In the 1980s it was competitive cocaine insufflation. This may be an improvement.


There’s been a lot of psychedelics in Silicon Valley for decades now. Back in the day I bet it had a pretty significant positive impact on the grey beards who built the place, but now that it’s being used by the money guys with big egos who came to exploit the place, it’s probably pretty detrimental. Ram Dass warned everyone about this. If you go through the doors of perception with your ego you lose your damn mind. I think a lot of the anti-democratic tech bro behavior we’re seeing is a result of this.


That’s an aspect I hadn’t thought about. It really does seem like a bunch of these folks have gotten into some kind of crazy messianic world savior ego trip. Hadn’t considered the psychedelics plus ego angle yet in exactly that way.

Supplied data:

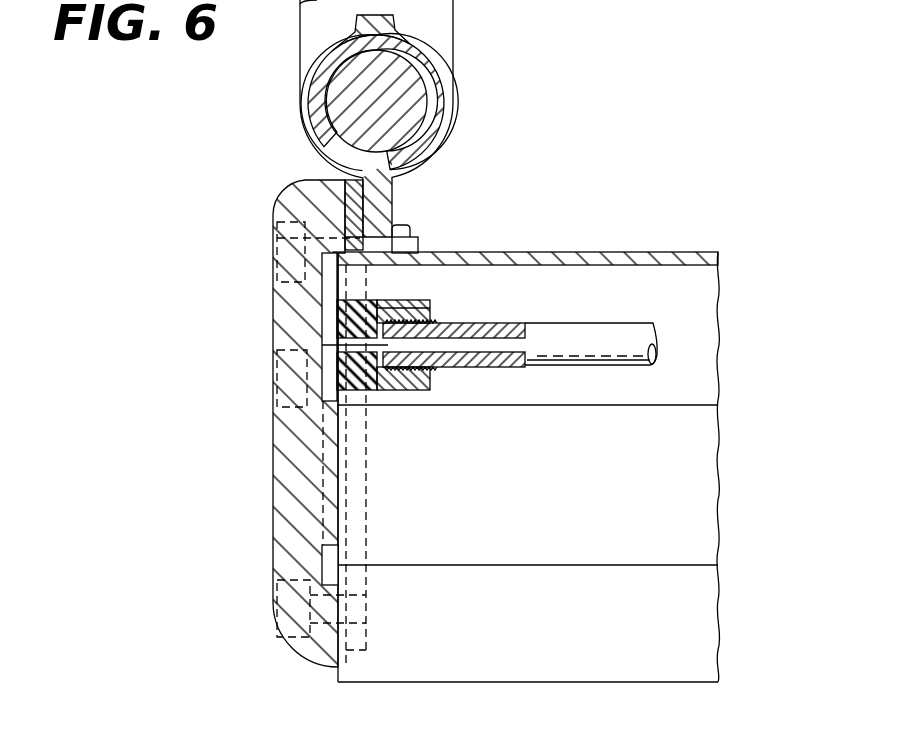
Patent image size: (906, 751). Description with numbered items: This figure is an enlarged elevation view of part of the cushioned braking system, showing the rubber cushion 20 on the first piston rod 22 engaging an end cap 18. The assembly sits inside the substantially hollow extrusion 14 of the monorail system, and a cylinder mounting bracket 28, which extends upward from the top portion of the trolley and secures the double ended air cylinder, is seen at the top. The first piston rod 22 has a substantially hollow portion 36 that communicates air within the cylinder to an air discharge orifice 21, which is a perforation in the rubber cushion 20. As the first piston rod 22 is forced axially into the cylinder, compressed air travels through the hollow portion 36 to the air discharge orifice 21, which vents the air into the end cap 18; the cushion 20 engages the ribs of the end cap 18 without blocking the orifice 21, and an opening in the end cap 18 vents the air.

Aim: Carry on the comment thread about psychedelics in Silicon Valley, picking up after its last reply. The lines have no connection to the comments about psychedelics in Silicon Valley.

Result:
Part of that may be drugs, but my guess is that its a minor one. The messianic savior ego trip behavior is probably more because the type of person who would be prone to narcissistic hubris is now entering tech because that's where all the money and power is. Whereas in the early days, this wasn't so clear. So now we have all these tech-bros where we used to have tech-nerds.


Very interesting to consider, and there's probably some truth here. Correlating "rich person behavior" with the drug of choice in various decades certainly feels right, though I'm not sure you can actually draw a causal link.

One thing that's incorrect is that modern billionaires are more altruistic than their historical predecessors, and less likely to engage in conspicuous consumption. That's quite incorrect. Musk and Bezos own plenty of yachts.

Modern billionaires also seem far less interested in donating to the general public good "out the door"... the trend these days is to form massive foundations for tax purposes, but still hold the reins pretty tightly to make sure we don't just do something as simple as building a public library or something that might let the money end up in the hands of the undeserving.

And the counterexamples are also counterexamples to the pattern in the article... Gates gives a lot of money away, for example, but he's also not the poster boy for T supplementation and aggressive business practices at this point.


This piece makes a lot of assumptions.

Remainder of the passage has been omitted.